(Collection entries)
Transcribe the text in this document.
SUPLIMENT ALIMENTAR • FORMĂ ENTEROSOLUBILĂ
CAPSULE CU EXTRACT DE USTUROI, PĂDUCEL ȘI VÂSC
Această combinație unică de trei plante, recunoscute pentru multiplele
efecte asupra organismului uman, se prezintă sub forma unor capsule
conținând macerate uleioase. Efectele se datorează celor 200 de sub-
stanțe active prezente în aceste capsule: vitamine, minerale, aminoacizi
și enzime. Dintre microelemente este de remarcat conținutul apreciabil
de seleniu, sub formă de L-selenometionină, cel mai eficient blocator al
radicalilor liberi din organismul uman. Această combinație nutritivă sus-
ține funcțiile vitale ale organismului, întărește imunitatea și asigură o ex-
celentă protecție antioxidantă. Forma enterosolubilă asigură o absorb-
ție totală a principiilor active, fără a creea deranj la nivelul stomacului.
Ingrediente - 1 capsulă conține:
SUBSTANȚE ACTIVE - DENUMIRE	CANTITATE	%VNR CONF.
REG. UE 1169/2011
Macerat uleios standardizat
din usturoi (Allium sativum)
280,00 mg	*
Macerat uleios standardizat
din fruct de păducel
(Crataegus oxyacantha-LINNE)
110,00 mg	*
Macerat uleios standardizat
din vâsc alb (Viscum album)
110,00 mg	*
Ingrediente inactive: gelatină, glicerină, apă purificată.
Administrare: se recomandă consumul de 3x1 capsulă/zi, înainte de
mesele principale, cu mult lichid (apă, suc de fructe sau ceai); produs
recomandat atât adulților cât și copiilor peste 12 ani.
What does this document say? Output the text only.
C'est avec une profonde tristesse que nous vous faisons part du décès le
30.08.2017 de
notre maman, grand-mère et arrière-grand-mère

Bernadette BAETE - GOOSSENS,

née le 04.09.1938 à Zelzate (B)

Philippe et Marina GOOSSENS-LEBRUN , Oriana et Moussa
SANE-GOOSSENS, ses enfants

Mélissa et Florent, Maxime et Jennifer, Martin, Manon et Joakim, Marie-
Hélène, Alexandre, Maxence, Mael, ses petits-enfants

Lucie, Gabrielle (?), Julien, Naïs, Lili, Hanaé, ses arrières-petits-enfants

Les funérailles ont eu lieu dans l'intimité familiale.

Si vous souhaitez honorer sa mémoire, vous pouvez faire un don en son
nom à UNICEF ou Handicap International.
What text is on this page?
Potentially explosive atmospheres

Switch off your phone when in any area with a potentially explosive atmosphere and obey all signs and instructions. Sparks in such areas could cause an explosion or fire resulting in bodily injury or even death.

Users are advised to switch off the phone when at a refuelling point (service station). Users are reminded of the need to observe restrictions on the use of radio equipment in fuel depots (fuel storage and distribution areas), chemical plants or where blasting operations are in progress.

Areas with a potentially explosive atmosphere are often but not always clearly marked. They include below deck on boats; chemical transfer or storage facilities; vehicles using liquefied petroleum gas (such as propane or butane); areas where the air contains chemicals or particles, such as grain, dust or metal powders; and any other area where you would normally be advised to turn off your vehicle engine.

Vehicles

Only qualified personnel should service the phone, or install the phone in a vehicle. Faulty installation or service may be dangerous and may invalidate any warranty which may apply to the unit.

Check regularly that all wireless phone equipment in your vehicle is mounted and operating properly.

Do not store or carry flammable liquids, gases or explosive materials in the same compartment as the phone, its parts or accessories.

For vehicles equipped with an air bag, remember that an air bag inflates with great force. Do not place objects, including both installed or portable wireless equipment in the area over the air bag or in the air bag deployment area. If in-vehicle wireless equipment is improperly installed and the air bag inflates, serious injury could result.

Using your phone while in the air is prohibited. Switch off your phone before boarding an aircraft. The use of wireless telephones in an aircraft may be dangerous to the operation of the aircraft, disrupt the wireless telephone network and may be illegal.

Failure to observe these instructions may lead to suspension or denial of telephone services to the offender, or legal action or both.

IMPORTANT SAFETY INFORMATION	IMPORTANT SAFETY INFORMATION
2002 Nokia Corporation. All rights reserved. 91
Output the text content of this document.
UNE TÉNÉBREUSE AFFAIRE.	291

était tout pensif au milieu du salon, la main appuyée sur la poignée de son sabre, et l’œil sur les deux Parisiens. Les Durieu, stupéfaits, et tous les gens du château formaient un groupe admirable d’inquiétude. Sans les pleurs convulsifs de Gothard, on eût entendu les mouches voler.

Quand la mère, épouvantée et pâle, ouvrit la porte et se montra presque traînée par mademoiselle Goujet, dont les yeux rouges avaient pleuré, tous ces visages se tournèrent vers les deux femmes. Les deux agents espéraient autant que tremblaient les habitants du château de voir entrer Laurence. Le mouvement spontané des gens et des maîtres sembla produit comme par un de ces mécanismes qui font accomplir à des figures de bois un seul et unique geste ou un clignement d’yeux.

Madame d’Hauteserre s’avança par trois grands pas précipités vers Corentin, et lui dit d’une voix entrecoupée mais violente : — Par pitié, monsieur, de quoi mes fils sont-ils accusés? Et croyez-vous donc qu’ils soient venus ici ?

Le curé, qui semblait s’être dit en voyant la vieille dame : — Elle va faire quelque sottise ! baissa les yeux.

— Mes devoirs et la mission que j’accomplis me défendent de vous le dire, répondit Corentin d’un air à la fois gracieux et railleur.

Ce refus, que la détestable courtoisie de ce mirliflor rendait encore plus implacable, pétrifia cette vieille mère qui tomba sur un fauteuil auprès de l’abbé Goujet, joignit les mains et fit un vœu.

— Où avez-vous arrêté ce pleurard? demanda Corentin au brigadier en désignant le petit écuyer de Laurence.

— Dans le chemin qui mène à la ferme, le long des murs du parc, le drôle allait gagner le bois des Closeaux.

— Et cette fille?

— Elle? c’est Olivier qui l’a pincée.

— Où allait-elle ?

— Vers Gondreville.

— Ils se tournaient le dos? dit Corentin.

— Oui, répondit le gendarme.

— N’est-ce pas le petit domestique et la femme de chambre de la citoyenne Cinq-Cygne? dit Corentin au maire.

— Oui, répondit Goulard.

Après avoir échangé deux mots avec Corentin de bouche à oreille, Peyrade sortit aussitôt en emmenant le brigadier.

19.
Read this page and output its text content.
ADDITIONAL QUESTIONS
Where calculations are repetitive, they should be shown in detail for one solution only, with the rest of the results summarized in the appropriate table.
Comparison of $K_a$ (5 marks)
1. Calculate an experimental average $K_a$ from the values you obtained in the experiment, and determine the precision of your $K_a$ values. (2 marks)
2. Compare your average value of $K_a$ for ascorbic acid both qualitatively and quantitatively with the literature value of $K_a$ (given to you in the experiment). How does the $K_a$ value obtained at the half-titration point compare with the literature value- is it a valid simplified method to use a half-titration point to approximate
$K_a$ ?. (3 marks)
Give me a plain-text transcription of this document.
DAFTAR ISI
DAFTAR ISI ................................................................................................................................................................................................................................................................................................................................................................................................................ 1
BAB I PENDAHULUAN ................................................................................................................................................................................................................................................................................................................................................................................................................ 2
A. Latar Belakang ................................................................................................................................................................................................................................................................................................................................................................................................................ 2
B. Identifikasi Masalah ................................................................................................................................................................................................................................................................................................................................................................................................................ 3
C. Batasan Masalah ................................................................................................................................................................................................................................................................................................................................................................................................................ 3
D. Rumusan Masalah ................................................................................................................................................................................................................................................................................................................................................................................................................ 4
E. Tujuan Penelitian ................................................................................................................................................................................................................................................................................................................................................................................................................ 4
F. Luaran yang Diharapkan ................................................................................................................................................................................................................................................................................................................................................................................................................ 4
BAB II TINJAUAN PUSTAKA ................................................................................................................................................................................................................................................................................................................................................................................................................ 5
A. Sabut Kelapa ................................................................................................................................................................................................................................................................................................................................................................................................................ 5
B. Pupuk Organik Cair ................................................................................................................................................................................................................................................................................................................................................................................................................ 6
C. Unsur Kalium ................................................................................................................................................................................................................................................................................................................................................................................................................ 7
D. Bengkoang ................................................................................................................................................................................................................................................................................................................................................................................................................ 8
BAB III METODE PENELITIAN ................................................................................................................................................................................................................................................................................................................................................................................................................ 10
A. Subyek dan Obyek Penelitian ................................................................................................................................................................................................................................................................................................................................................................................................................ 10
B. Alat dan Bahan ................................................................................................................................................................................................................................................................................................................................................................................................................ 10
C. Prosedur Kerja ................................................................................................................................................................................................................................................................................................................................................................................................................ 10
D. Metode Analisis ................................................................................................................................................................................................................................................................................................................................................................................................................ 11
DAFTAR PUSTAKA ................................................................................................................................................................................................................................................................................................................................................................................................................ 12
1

DESCRIPTION OF THE TASK - Return every line from the records above that holds the word "page".

RESPONSE FOR THIS EXERCISE -
What text is on this page?
Read this page and output its text content.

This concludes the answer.